(Data entries)
^^^^^^^^^^^^^^^^
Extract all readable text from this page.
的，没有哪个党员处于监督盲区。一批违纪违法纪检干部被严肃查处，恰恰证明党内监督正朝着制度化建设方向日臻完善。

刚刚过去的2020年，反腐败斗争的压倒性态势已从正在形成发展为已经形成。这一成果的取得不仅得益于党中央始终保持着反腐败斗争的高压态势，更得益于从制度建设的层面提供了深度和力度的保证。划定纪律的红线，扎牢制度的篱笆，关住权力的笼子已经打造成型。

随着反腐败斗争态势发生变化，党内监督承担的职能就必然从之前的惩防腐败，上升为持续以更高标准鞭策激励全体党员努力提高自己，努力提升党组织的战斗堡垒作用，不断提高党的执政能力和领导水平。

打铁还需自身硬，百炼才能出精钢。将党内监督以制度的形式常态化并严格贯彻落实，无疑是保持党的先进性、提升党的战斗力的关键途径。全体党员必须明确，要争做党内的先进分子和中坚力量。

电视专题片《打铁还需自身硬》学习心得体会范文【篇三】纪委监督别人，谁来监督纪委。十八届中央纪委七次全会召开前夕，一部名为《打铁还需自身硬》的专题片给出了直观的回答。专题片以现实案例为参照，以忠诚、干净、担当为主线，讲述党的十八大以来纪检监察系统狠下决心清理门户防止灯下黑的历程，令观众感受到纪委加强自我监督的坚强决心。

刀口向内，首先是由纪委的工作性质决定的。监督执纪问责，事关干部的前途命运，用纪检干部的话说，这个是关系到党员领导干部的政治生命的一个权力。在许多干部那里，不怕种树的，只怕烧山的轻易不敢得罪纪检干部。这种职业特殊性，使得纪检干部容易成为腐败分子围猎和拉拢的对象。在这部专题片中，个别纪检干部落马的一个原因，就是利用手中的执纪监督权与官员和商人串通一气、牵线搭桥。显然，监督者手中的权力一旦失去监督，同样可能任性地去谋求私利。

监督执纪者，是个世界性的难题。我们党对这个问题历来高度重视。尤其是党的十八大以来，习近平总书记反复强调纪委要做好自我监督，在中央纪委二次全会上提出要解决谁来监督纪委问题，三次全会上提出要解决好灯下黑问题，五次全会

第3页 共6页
^^^^^^^^^^^^^^^^
▶ **What is required**
Check each line of these records for the string "打铁还需自身硬" and state only how many lines have it.

▶ **Worked answer**
2